Excerto para ler:
—————
Esta pergunta já vos tinha feito na primeira entrevista que tivemos, foi com o Domingos, mas volto a fazê-la ao Tomás. De alguma forma, quando escreves a letra de uma canção, é lógico que há sempre acontecimentos que podem ser particularizados, experiências que podem ser particularizadas, cada um têm a sua experiência. Mas tens sentido, ao longo deste tempo, que apesar de algumas experiências poderem ser particularizada, elas, depois, podem-se abrir a mais pessoas, neste caso a uma geração?
TW – A ideia de uma geração é, talvez, um bocadinho ambiciosa e ampla, mas a ideia da música e da arte, no geral, para mim, é que ela só pertence a quem a faz até ao momento em que a acaba ou em que a publica. Acho que isso, também, constitui uma boa parte da beleza da coisa: andámos aqui com as músicas, e eu com as letras, durante meses e meses em que eram, completamente, nossas. Pertenciam-nos, completamente, e estávamos a cuidar delas e a tomar conta dos detalhes, a tentar que elas fossem o melhor possível e, de um dia para o outro, deixaram de o ser. Deixámos de as ouvir diariamente, deixámos de conviver com elas, a não ser nos concertos, e elas são de toda a gente. Aí, eu a escrever, acho que é igual a fazer música. O sítio de onde se sai é daqui, mas é direcionada para toda a gente. Portanto, sim, eventualmente, pode incluir uma geração [risos].
Nos vossos álbuns, os Capitão Fausto têm sempre uma ou outra música, vá lá, com uma estrutura mais simples ou mais brincalhona. No “Invenção do Dia Claro” tinham isso, neste álbum voltam a ter isso. De alguma forma linhas musicais mais alegres ou mais brincalhonas podem, depois, esconder uma outra profundidade na letra? Ou seja, a ideia da música poder ter várias camadas.
—————
Conjunto de registos:
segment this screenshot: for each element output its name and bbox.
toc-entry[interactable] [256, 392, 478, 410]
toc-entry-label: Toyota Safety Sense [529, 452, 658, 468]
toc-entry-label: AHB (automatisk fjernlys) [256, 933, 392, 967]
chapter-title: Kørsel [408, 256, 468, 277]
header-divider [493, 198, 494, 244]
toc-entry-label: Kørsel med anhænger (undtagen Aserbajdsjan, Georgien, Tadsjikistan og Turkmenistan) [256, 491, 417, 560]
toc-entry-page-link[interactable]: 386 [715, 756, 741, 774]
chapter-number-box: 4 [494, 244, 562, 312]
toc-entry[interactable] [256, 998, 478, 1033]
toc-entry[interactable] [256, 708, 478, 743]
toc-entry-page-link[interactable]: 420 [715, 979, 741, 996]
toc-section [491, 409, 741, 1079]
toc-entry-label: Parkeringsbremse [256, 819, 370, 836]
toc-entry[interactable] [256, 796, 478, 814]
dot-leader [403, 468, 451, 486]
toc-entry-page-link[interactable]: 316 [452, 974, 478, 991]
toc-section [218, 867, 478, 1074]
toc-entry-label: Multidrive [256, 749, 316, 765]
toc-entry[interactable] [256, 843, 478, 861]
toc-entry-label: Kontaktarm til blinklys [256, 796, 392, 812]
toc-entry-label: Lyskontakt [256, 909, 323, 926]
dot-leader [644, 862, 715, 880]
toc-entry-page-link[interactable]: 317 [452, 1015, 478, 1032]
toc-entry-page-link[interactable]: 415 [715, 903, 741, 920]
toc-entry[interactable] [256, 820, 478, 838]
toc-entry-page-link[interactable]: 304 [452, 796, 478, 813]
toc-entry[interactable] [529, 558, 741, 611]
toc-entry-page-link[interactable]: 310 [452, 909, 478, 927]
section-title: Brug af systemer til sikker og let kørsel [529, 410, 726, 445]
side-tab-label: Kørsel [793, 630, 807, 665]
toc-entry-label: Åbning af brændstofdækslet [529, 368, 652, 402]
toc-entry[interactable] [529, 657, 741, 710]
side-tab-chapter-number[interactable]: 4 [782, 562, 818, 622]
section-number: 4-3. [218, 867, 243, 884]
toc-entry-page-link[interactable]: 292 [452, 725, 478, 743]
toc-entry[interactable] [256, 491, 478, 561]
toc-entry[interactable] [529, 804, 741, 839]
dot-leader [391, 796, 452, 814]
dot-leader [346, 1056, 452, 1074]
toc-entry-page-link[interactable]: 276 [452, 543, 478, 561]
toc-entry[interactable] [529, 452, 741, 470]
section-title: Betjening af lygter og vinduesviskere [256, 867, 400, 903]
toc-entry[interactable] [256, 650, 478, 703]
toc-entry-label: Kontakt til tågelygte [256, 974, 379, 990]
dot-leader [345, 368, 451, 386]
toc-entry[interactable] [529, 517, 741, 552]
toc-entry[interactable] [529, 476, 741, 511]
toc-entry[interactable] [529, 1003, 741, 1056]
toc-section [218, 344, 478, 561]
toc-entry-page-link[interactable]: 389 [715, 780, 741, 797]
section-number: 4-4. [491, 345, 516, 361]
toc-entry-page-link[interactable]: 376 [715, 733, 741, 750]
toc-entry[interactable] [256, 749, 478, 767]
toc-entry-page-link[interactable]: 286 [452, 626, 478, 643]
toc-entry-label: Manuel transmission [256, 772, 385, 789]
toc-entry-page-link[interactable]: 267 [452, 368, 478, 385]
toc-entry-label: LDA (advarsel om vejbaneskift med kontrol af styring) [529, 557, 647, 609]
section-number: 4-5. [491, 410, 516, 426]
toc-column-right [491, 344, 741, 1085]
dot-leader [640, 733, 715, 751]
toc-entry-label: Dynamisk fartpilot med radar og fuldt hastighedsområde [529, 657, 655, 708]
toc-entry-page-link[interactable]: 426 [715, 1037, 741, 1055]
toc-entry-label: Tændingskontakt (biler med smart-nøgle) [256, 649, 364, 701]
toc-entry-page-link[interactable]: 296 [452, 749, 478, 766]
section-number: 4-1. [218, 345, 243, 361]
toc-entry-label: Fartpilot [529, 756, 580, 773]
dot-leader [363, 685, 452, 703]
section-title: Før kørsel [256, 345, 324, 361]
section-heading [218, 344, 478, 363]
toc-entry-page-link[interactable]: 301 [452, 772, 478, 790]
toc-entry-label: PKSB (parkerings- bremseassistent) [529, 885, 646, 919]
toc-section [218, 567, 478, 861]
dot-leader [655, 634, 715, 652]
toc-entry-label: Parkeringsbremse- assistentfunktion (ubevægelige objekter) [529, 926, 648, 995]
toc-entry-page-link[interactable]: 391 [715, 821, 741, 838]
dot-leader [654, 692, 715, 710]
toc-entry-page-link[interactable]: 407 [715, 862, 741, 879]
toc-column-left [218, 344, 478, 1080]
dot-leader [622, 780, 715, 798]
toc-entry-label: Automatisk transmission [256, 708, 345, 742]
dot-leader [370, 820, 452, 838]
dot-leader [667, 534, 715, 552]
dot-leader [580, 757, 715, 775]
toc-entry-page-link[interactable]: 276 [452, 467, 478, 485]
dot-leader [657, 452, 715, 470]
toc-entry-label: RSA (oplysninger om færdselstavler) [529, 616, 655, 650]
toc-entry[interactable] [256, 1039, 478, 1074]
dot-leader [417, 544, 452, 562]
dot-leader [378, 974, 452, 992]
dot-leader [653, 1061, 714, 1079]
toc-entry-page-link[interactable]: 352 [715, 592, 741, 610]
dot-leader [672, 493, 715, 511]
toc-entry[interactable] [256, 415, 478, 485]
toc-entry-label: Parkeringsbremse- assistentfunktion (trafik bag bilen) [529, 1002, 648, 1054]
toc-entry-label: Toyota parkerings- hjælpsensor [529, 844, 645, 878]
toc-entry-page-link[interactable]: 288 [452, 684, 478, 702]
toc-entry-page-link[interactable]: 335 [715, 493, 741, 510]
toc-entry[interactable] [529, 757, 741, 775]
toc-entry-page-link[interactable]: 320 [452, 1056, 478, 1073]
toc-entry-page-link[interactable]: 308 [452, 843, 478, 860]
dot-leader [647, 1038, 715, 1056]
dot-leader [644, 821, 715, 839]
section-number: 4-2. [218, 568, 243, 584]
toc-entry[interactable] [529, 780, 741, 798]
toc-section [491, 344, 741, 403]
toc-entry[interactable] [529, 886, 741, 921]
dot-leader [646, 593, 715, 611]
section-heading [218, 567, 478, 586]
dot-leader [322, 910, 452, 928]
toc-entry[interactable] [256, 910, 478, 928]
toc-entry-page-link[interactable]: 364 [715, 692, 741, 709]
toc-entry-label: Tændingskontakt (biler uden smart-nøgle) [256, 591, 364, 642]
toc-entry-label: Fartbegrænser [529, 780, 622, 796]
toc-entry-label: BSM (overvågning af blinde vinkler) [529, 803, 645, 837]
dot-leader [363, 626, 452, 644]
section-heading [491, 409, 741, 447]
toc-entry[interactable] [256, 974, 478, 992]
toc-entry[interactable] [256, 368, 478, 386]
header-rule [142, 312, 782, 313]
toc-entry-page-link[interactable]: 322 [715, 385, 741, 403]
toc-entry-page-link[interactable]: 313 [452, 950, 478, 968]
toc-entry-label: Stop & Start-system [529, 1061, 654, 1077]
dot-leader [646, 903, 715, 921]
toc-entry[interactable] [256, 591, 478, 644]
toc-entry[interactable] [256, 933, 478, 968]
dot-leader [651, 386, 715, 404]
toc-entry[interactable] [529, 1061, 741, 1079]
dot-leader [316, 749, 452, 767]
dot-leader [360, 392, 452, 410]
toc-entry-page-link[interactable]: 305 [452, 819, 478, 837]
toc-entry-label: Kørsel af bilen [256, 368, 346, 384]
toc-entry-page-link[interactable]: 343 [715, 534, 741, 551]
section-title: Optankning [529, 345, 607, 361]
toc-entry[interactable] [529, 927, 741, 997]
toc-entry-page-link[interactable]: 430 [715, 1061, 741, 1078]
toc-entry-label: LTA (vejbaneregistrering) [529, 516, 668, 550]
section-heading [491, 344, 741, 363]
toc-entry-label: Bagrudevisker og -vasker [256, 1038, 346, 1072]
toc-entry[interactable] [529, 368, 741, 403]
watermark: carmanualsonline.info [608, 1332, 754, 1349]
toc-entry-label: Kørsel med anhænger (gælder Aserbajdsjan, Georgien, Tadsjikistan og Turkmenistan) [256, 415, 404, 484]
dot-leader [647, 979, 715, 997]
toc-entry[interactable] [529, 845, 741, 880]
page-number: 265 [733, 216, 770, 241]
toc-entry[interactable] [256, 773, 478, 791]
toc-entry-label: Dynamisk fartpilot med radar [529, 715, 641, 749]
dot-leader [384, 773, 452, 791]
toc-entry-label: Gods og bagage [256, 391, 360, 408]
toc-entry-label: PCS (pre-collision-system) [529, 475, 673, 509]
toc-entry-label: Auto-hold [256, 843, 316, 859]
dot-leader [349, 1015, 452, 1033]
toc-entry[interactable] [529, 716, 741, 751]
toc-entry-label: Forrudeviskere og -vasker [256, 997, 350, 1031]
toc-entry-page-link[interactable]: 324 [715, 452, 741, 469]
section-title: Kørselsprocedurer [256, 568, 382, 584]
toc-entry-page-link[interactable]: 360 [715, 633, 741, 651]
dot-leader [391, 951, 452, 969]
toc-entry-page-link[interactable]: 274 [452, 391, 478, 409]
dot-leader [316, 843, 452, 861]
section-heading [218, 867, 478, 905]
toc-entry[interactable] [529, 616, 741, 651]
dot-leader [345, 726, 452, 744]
—————
Tarefas a realizar:
A - Segundo a entrevista aos Capitão Fausto, a quem tinha sido feita esta mesma pergunta na primeira entrevista?
B - Retoma, por favor, a entrevista aos Capitão Fausto a partir do ponto em que termina.

Respostas às tarefas:
A - Ao Domingos.

B -
TW – Acho que tem sempre algumas camadas. Depende das músicas, existem algumas músicas nossas em que o que se sente com o instrumental não é, propriamente, a mesma coisa que a letra está a querer dizer. Mas acho que essa profundidade e essas várias camadas vão surgindo, porque quando estamos a fazer músicas vamos nós, também, descobrindo à medida que vamos passando mais tempo com elas, as suas particularidades e os detalhes que podem ser mais subtis. Mas regra geral, obedecem a cânones muito simples da estrutura de uma canção.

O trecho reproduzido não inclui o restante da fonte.